Output the lines that follow exactly as they are.

Stored data entries
◇ ◇ ◇ ◇

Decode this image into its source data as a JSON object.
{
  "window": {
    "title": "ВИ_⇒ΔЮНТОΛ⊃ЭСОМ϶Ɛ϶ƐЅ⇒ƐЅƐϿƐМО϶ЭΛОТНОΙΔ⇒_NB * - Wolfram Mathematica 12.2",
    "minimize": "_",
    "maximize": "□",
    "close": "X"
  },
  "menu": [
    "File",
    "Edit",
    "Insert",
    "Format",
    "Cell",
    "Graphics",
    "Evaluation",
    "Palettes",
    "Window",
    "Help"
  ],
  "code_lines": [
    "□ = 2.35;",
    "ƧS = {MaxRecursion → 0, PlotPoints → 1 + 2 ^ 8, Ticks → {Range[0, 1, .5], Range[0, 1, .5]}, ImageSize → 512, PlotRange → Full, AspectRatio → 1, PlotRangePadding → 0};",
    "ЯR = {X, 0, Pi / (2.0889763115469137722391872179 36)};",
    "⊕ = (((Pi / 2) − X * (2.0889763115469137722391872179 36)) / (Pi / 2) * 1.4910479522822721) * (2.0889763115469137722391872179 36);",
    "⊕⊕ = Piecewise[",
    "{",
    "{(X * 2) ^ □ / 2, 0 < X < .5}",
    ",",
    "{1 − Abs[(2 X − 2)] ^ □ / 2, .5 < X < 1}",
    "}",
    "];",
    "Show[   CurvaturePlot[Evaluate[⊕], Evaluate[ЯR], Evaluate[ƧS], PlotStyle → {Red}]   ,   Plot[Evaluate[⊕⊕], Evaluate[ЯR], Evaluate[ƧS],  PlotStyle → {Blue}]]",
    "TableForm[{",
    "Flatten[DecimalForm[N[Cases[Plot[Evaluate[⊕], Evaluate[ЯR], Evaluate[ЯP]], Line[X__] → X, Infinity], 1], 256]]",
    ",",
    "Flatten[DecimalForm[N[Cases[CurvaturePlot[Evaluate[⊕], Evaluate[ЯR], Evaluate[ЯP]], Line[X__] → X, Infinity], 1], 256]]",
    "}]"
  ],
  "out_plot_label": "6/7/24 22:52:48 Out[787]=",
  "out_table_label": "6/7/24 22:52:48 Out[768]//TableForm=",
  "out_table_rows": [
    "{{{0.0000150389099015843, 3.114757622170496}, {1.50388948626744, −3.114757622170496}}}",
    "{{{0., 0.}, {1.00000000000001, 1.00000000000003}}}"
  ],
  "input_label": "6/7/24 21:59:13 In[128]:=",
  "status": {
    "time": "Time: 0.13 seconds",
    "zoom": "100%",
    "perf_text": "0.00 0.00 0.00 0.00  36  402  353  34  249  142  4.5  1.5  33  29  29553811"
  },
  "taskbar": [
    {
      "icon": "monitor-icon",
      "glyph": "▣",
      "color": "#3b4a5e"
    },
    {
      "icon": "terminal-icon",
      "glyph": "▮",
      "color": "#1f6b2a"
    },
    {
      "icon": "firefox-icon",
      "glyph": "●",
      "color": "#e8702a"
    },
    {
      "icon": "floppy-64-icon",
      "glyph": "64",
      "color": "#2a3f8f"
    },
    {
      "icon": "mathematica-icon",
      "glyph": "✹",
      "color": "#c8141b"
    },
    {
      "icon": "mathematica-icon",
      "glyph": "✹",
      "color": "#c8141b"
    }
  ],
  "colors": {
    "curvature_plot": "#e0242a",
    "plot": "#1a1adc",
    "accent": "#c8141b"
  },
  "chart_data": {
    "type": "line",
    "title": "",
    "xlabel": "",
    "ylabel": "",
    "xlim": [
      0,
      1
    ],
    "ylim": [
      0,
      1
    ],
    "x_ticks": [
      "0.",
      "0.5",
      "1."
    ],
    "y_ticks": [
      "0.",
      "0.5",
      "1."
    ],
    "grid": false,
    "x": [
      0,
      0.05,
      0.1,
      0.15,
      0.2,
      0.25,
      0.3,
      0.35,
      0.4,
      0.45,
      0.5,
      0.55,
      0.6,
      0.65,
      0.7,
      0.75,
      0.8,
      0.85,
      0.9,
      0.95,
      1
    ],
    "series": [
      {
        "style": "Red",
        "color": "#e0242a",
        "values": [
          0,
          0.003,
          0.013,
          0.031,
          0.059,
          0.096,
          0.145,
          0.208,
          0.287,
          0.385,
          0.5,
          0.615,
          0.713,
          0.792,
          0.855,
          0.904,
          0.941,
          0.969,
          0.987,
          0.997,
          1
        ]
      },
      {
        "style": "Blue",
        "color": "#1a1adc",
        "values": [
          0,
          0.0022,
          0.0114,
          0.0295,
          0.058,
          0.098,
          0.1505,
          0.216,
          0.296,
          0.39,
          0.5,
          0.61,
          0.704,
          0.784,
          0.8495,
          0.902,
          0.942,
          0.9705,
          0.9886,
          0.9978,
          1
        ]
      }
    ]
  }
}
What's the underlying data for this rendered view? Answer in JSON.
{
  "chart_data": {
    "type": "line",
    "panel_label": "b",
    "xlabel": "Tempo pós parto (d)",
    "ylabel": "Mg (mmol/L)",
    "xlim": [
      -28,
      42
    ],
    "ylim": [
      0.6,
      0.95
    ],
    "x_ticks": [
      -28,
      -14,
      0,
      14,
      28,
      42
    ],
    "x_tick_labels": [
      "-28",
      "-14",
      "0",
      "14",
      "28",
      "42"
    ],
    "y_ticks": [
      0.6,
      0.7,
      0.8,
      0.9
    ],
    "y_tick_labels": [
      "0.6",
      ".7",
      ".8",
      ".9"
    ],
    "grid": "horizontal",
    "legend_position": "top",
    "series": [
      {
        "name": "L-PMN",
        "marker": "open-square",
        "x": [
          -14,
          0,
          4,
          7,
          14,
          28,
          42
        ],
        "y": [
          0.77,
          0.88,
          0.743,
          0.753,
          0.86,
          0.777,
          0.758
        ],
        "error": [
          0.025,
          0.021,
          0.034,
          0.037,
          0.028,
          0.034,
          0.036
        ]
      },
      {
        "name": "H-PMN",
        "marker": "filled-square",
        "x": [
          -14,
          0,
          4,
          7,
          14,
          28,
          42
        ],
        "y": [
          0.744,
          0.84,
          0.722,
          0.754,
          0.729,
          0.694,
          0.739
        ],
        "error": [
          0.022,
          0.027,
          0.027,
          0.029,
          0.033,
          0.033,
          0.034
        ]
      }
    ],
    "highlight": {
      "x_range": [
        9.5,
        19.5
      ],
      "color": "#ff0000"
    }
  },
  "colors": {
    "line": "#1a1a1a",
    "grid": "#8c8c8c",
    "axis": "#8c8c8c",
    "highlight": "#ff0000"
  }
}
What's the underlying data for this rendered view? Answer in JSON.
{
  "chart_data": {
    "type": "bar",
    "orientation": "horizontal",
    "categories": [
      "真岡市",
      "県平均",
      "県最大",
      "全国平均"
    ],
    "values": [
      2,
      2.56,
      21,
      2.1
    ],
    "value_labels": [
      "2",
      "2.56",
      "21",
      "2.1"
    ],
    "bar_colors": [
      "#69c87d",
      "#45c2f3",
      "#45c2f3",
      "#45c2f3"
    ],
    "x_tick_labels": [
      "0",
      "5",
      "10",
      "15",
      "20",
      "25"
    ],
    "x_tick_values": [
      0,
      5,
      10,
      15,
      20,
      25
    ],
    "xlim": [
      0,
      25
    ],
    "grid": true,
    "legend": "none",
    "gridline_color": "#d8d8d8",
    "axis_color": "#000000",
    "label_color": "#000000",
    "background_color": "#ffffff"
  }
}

◇ ◇ ◇ ◇

THE SOLUTION.
Decode this image into its source data as a JSON object.
{
  "window": {
    "title": "ВИ_⇒ΔЮНТОΛ⊃ЭСОМ϶Ɛ϶ƐЅ⇒ƐЅƐϿƐМО϶ЭΛОТНОΙΔ⇒_NB * - Wolfram Mathematica 12.2",
    "minimize": "_",
    "maximize": "□",
    "close": "X"
  },
  "menu": [
    "File",
    "Edit",
    "Insert",
    "Format",
    "Cell",
    "Graphics",
    "Evaluation",
    "Palettes",
    "Window",
    "Help"
  ],
  "code_lines": [
    "□ = 2.35;",
    "ƧS = {MaxRecursion → 0, PlotPoints → 1 + 2 ^ 8, Ticks → {Range[0, 1, .5], Range[0, 1, .5]}, ImageSize → 512, PlotRange → Full, AspectRatio → 1, PlotRangePadding → 0};",
    "ЯR = {X, 0, Pi / (2.0889763115469137722391872179 36)};",
    "⊕ = (((Pi / 2) − X * (2.0889763115469137722391872179 36)) / (Pi / 2) * 1.4910479522822721) * (2.0889763115469137722391872179 36);",
    "⊕⊕ = Piecewise[",
    "{",
    "{(X * 2) ^ □ / 2, 0 < X < .5}",
    ",",
    "{1 − Abs[(2 X − 2)] ^ □ / 2, .5 < X < 1}",
    "}",
    "];",
    "Show[   CurvaturePlot[Evaluate[⊕], Evaluate[ЯR], Evaluate[ƧS], PlotStyle → {Red}]   ,   Plot[Evaluate[⊕⊕], Evaluate[ЯR], Evaluate[ƧS],  PlotStyle → {Blue}]]",
    "TableForm[{",
    "Flatten[DecimalForm[N[Cases[Plot[Evaluate[⊕], Evaluate[ЯR], Evaluate[ЯP]], Line[X__] → X, Infinity], 1], 256]]",
    ",",
    "Flatten[DecimalForm[N[Cases[CurvaturePlot[Evaluate[⊕], Evaluate[ЯR], Evaluate[ЯP]], Line[X__] → X, Infinity], 1], 256]]",
    "}]"
  ],
  "out_plot_label": "6/7/24 22:52:48 Out[787]=",
  "out_table_label": "6/7/24 22:52:48 Out[768]//TableForm=",
  "out_table_rows": [
    "{{{0.0000150389099015843, 3.114757622170496}, {1.50388948626744, −3.114757622170496}}}",
    "{{{0., 0.}, {1.00000000000001, 1.00000000000003}}}"
  ],
  "input_label": "6/7/24 21:59:13 In[128]:=",
  "status": {
    "time": "Time: 0.13 seconds",
    "zoom": "100%",
    "perf_text": "0.00 0.00 0.00 0.00  36  402  353  34  249  142  4.5  1.5  33  29  29553811"
  },
  "taskbar": [
    {
      "icon": "monitor-icon",
      "glyph": "▣",
      "color": "#3b4a5e"
    },
    {
      "icon": "terminal-icon",
      "glyph": "▮",
      "color": "#1f6b2a"
    },
    {
      "icon": "firefox-icon",
      "glyph": "●",
      "color": "#e8702a"
    },
    {
      "icon": "floppy-64-icon",
      "glyph": "64",
      "color": "#2a3f8f"
    },
    {
      "icon": "mathematica-icon",
      "glyph": "✹",
      "color": "#c8141b"
    },
    {
      "icon": "mathematica-icon",
      "glyph": "✹",
      "color": "#c8141b"
    }
  ],
  "colors": {
    "curvature_plot": "#e0242a",
    "plot": "#1a1adc",
    "accent": "#c8141b"
  },
  "chart_data": {
    "type": "line",
    "title": "",
    "xlabel": "",
    "ylabel": "",
    "xlim": [
      0,
      1
    ],
    "ylim": [
      0,
      1
    ],
    "x_ticks": [
      "0.",
      "0.5",
      "1."
    ],
    "y_ticks": [
      "0.",
      "0.5",
      "1."
    ],
    "grid": false,
    "x": [
      0,
      0.05,
      0.1,
      0.15,
      0.2,
      0.25,
      0.3,
      0.35,
      0.4,
      0.45,
      0.5,
      0.55,
      0.6,
      0.65,
      0.7,
      0.75,
      0.8,
      0.85,
      0.9,
      0.95,
      1
    ],
    "series": [
      {
        "style": "Red",
        "color": "#e0242a",
        "values": [
          0,
          0.003,
          0.013,
          0.031,
          0.059,
          0.096,
          0.145,
          0.208,
          0.287,
          0.385,
          0.5,
          0.615,
          0.713,
          0.792,
          0.855,
          0.904,
          0.941,
          0.969,
          0.987,
          0.997,
          1
        ]
      },
      {
        "style": "Blue",
        "color": "#1a1adc",
        "values": [
          0,
          0.0022,
          0.0114,
          0.0295,
          0.058,
          0.098,
          0.1505,
          0.216,
          0.296,
          0.39,
          0.5,
          0.61,
          0.704,
          0.784,
          0.8495,
          0.902,
          0.942,
          0.9705,
          0.9886,
          0.9978,
          1
        ]
      }
    ]
  }
}
What's the underlying data for this rendered view? Answer in JSON.
{
  "chart_data": {
    "type": "line",
    "panel_label": "b",
    "xlabel": "Tempo pós parto (d)",
    "ylabel": "Mg (mmol/L)",
    "xlim": [
      -28,
      42
    ],
    "ylim": [
      0.6,
      0.95
    ],
    "x_ticks": [
      -28,
      -14,
      0,
      14,
      28,
      42
    ],
    "x_tick_labels": [
      "-28",
      "-14",
      "0",
      "14",
      "28",
      "42"
    ],
    "y_ticks": [
      0.6,
      0.7,
      0.8,
      0.9
    ],
    "y_tick_labels": [
      "0.6",
      ".7",
      ".8",
      ".9"
    ],
    "grid": "horizontal",
    "legend_position": "top",
    "series": [
      {
        "name": "L-PMN",
        "marker": "open-square",
        "x": [
          -14,
          0,
          4,
          7,
          14,
          28,
          42
        ],
        "y": [
          0.77,
          0.88,
          0.743,
          0.753,
          0.86,
          0.777,
          0.758
        ],
        "error": [
          0.025,
          0.021,
          0.034,
          0.037,
          0.028,
          0.034,
          0.036
        ]
      },
      {
        "name": "H-PMN",
        "marker": "filled-square",
        "x": [
          -14,
          0,
          4,
          7,
          14,
          28,
          42
        ],
        "y": [
          0.744,
          0.84,
          0.722,
          0.754,
          0.729,
          0.694,
          0.739
        ],
        "error": [
          0.022,
          0.027,
          0.027,
          0.029,
          0.033,
          0.033,
          0.034
        ]
      }
    ],
    "highlight": {
      "x_range": [
        9.5,
        19.5
      ],
      "color": "#ff0000"
    }
  },
  "colors": {
    "line": "#1a1a1a",
    "grid": "#8c8c8c",
    "axis": "#8c8c8c",
    "highlight": "#ff0000"
  }
}
What's the underlying data for this rendered view? Answer in JSON.
{
  "chart_data": {
    "type": "bar",
    "orientation": "horizontal",
    "categories": [
      "真岡市",
      "県平均",
      "県最大",
      "全国平均"
    ],
    "values": [
      2,
      2.56,
      21,
      2.1
    ],
    "value_labels": [
      "2",
      "2.56",
      "21",
      "2.1"
    ],
    "bar_colors": [
      "#69c87d",
      "#45c2f3",
      "#45c2f3",
      "#45c2f3"
    ],
    "x_tick_labels": [
      "0",
      "5",
      "10",
      "15",
      "20",
      "25"
    ],
    "x_tick_values": [
      0,
      5,
      10,
      15,
      20,
      25
    ],
    "xlim": [
      0,
      25
    ],
    "grid": true,
    "legend": "none",
    "gridline_color": "#d8d8d8",
    "axis_color": "#000000",
    "label_color": "#000000",
    "background_color": "#ffffff"
  }
}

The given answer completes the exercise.